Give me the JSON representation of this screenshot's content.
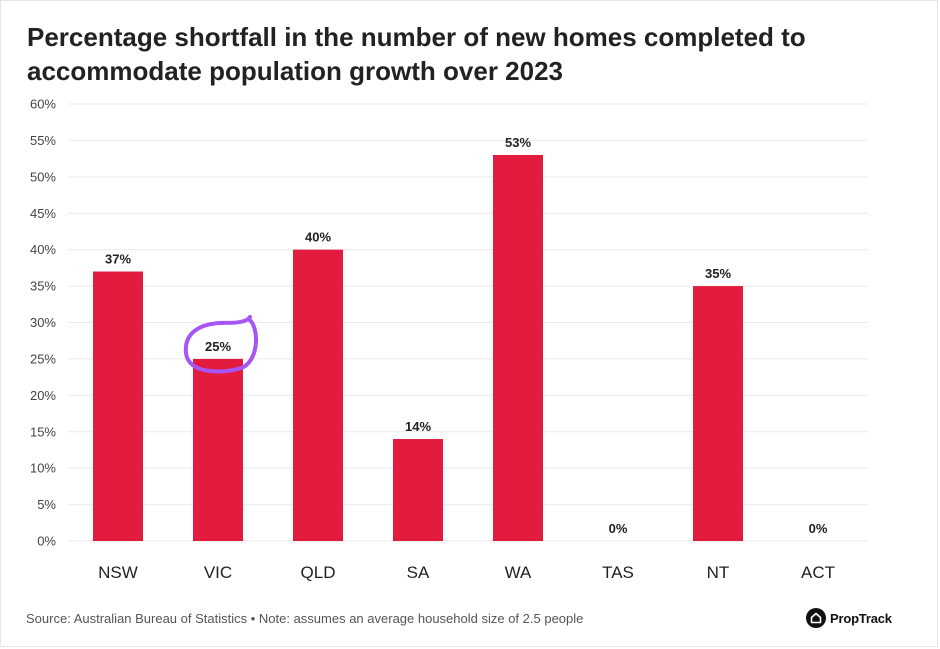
{
  "title": "Percentage shortfall in the number of new homes completed to accommodate population growth over 2023",
  "footer": {
    "source": "Source: Australian Bureau of Statistics • Note: assumes an average household size of 2.5 people",
    "brand": "PropTrack"
  },
  "colors": {
    "bar": "#e31b3e",
    "grid": "#ebebeb",
    "highlight": "#a855f7"
  },
  "chart_data": {
    "type": "bar",
    "title": "Percentage shortfall in the number of new homes completed to accommodate population growth over 2023",
    "xlabel": "",
    "ylabel": "",
    "categories": [
      "NSW",
      "VIC",
      "QLD",
      "SA",
      "WA",
      "TAS",
      "NT",
      "ACT"
    ],
    "values": [
      37,
      25,
      40,
      14,
      53,
      0,
      35,
      0
    ],
    "value_labels": [
      "37%",
      "25%",
      "40%",
      "14%",
      "53%",
      "0%",
      "35%",
      "0%"
    ],
    "ylim": [
      0,
      60
    ],
    "yticks": [
      0,
      5,
      10,
      15,
      20,
      25,
      30,
      35,
      40,
      45,
      50,
      55,
      60
    ],
    "ytick_labels": [
      "0%",
      "5%",
      "10%",
      "15%",
      "20%",
      "25%",
      "30%",
      "35%",
      "40%",
      "45%",
      "50%",
      "55%",
      "60%"
    ],
    "grid": true,
    "legend": "none",
    "annotation": {
      "type": "hand-drawn circle",
      "target": "VIC"
    }
  }
}
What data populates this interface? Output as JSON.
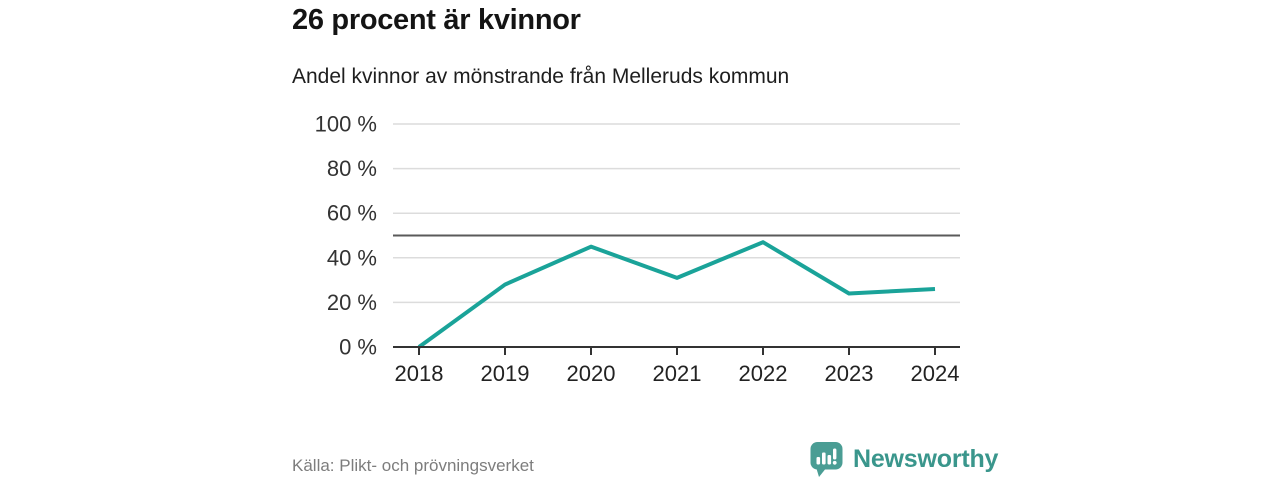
{
  "header": {
    "title": "26 procent är kvinnor",
    "subtitle": "Andel kvinnor av mönstrande från Melleruds kommun"
  },
  "chart_data": {
    "type": "line",
    "title": "26 procent är kvinnor",
    "subtitle": "Andel kvinnor av mönstrande från Melleruds kommun",
    "categories": [
      "2018",
      "2019",
      "2020",
      "2021",
      "2022",
      "2023",
      "2024"
    ],
    "series": [
      {
        "name": "Andel kvinnor av mönstrande",
        "values": [
          0,
          28,
          45,
          31,
          47,
          24,
          26
        ]
      }
    ],
    "unit": "%",
    "ylim": [
      0,
      100
    ],
    "y_ticks": [
      0,
      20,
      40,
      60,
      80,
      100
    ],
    "y_tick_suffix": " %",
    "reference_line": 50,
    "grid": true,
    "legend_position": "none",
    "line_color": "#1aa399",
    "gridline_color": "#dcdcdc",
    "reference_line_color": "#5a5a5a",
    "axis_color": "#333333"
  },
  "footer": {
    "source": "Källa: Plikt- och prövningsverket",
    "brand": "Newsworthy"
  },
  "colors": {
    "background": "#ffffff",
    "title_text": "#141414",
    "line": "#1aa399",
    "logo_icon": "#4a9d94",
    "logo_text": "#3a968c",
    "source_text": "#7d7d7d"
  }
}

——————————

**Do this:**
From start to finish, output the listing exactly, but omit its pictures.

**Output:**
Give me the JSON representation of this screenshot's content.
{
  "title": "Percentage shortfall in the number of new homes completed to accommodate population growth over 2023",
  "footer": {
    "source": "Source: Australian Bureau of Statistics • Note: assumes an average household size of 2.5 people",
    "brand": "PropTrack"
  },
  "colors": {
    "bar": "#e31b3e",
    "grid": "#ebebeb",
    "highlight": "#a855f7"
  },
  "chart_data": {
    "type": "bar",
    "title": "Percentage shortfall in the number of new homes completed to accommodate population growth over 2023",
    "xlabel": "",
    "ylabel": "",
    "categories": [
      "NSW",
      "VIC",
      "QLD",
      "SA",
      "WA",
      "TAS",
      "NT",
      "ACT"
    ],
    "values": [
      37,
      25,
      40,
      14,
      53,
      0,
      35,
      0
    ],
    "value_labels": [
      "37%",
      "25%",
      "40%",
      "14%",
      "53%",
      "0%",
      "35%",
      "0%"
    ],
    "ylim": [
      0,
      60
    ],
    "yticks": [
      0,
      5,
      10,
      15,
      20,
      25,
      30,
      35,
      40,
      45,
      50,
      55,
      60
    ],
    "ytick_labels": [
      "0%",
      "5%",
      "10%",
      "15%",
      "20%",
      "25%",
      "30%",
      "35%",
      "40%",
      "45%",
      "50%",
      "55%",
      "60%"
    ],
    "grid": true,
    "legend": "none",
    "annotation": {
      "type": "hand-drawn circle",
      "target": "VIC"
    }
  }
}
What data populates this interface? Output as JSON.
{
  "header": {
    "title": "26 procent är kvinnor",
    "subtitle": "Andel kvinnor av mönstrande från Melleruds kommun"
  },
  "chart_data": {
    "type": "line",
    "title": "26 procent är kvinnor",
    "subtitle": "Andel kvinnor av mönstrande från Melleruds kommun",
    "categories": [
      "2018",
      "2019",
      "2020",
      "2021",
      "2022",
      "2023",
      "2024"
    ],
    "series": [
      {
        "name": "Andel kvinnor av mönstrande",
        "values": [
          0,
          28,
          45,
          31,
          47,
          24,
          26
        ]
      }
    ],
    "unit": "%",
    "ylim": [
      0,
      100
    ],
    "y_ticks": [
      0,
      20,
      40,
      60,
      80,
      100
    ],
    "y_tick_suffix": " %",
    "reference_line": 50,
    "grid": true,
    "legend_position": "none",
    "line_color": "#1aa399",
    "gridline_color": "#dcdcdc",
    "reference_line_color": "#5a5a5a",
    "axis_color": "#333333"
  },
  "footer": {
    "source": "Källa: Plikt- och prövningsverket",
    "brand": "Newsworthy"
  },
  "colors": {
    "background": "#ffffff",
    "title_text": "#141414",
    "line": "#1aa399",
    "logo_icon": "#4a9d94",
    "logo_text": "#3a968c",
    "source_text": "#7d7d7d"
  }
}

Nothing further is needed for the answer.